**PROVIDED ENTRIES**
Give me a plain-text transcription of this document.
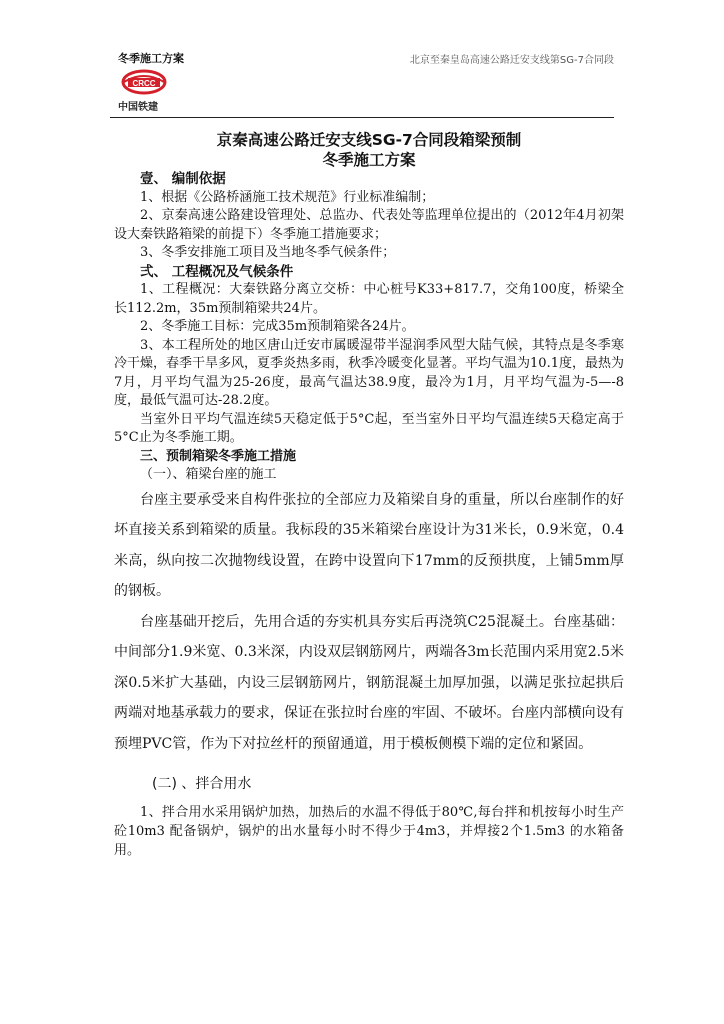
冬季施工方案	北京至秦皇岛高速公路迁安支线第SG-7合同段
CRCC
中国铁建
京秦高速公路迁安支线SG-7合同段箱梁预制
冬季施工方案

壹、 编制依据

1、根据《公路桥涵施工技术规范》行业标准编制；

2、京秦高速公路建设管理处、总监办、代表处等监理单位提出的（2012年4月初架设大秦铁路箱梁的前提下）冬季施工措施要求；

3、冬季安排施工项目及当地冬季气候条件；

弍、 工程概况及气候条件

1、工程概况：大秦铁路分离立交桥：中心桩号K33+817.7，交角100度，桥梁全长112.2m，35m预制箱梁共24片。

2、冬季施工目标：完成35m预制箱梁各24片。

3、本工程所处的地区唐山迁安市属暖湿带半湿润季风型大陆气候，其特点是冬季寒冷干燥，春季干旱多风，夏季炎热多雨，秋季冷暖变化显著。平均气温为10.1度，最热为7月，月平均气温为25-26度，最高气温达38.9度，最冷为1月，月平均气温为-5—-8度，最低气温可达-28.2度。

当室外日平均气温连续5天稳定低于5°C起，至当室外日平均气温连续5天稳定高于5°C止为冬季施工期。

三、预制箱梁冬季施工措施

（一）、箱梁台座的施工

台座主要承受来自构件张拉的全部应力及箱梁自身的重量，所以台座制作的好坏直接关系到箱梁的质量。我标段的35米箱梁台座设计为31米长，0.9米宽，0.4米高，纵向按二次抛物线设置，在跨中设置向下17mm的反预拱度，上铺5mm厚的钢板。

台座基础开挖后，先用合适的夯实机具夯实后再浇筑C25混凝土。台座基础：中间部分1.9米宽、0.3米深，内设双层钢筋网片，两端各3m长范围内采用宽2.5米深0.5米扩大基础，内设三层钢筋网片，钢筋混凝土加厚加强，以满足张拉起拱后两端对地基承载力的要求，保证在张拉时台座的牢固、不破坏。台座内部横向设有预埋PVC管，作为下对拉丝杆的预留通道，用于模板侧模下端的定位和紧固。

(二) 、拌合用水

1、拌合用水采用锅炉加热，加热后的水温不得低于80℃,每台拌和机按每小时生产砼10m3 配备锅炉，锅炉的出水量每小时不得少于4m3，并焊接2个1.5m3 的水箱备用。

**PROBLEM TO SOLVE**
Transcribe all entries above exactly. Drop the pictures.

**COMPLETED EXERCISE**
Give me a plain-text transcription of this document.
冬季施工方案	北京至秦皇岛高速公路迁安支线第SG-7合同段
CRCC
中国铁建
京秦高速公路迁安支线SG-7合同段箱梁预制
冬季施工方案

壹、 编制依据

1、根据《公路桥涵施工技术规范》行业标准编制；

2、京秦高速公路建设管理处、总监办、代表处等监理单位提出的（2012年4月初架设大秦铁路箱梁的前提下）冬季施工措施要求；

3、冬季安排施工项目及当地冬季气候条件；

弍、 工程概况及气候条件

1、工程概况：大秦铁路分离立交桥：中心桩号K33+817.7，交角100度，桥梁全长112.2m，35m预制箱梁共24片。

2、冬季施工目标：完成35m预制箱梁各24片。

3、本工程所处的地区唐山迁安市属暖湿带半湿润季风型大陆气候，其特点是冬季寒冷干燥，春季干旱多风，夏季炎热多雨，秋季冷暖变化显著。平均气温为10.1度，最热为7月，月平均气温为25-26度，最高气温达38.9度，最冷为1月，月平均气温为-5—-8度，最低气温可达-28.2度。

当室外日平均气温连续5天稳定低于5°C起，至当室外日平均气温连续5天稳定高于5°C止为冬季施工期。

三、预制箱梁冬季施工措施

（一）、箱梁台座的施工

台座主要承受来自构件张拉的全部应力及箱梁自身的重量，所以台座制作的好坏直接关系到箱梁的质量。我标段的35米箱梁台座设计为31米长，0.9米宽，0.4米高，纵向按二次抛物线设置，在跨中设置向下17mm的反预拱度，上铺5mm厚的钢板。

台座基础开挖后，先用合适的夯实机具夯实后再浇筑C25混凝土。台座基础：中间部分1.9米宽、0.3米深，内设双层钢筋网片，两端各3m长范围内采用宽2.5米深0.5米扩大基础，内设三层钢筋网片，钢筋混凝土加厚加强，以满足张拉起拱后两端对地基承载力的要求，保证在张拉时台座的牢固、不破坏。台座内部横向设有预埋PVC管，作为下对拉丝杆的预留通道，用于模板侧模下端的定位和紧固。

(二) 、拌合用水

1、拌合用水采用锅炉加热，加热后的水温不得低于80℃,每台拌和机按每小时生产砼10m3 配备锅炉，锅炉的出水量每小时不得少于4m3，并焊接2个1.5m3 的水箱备用。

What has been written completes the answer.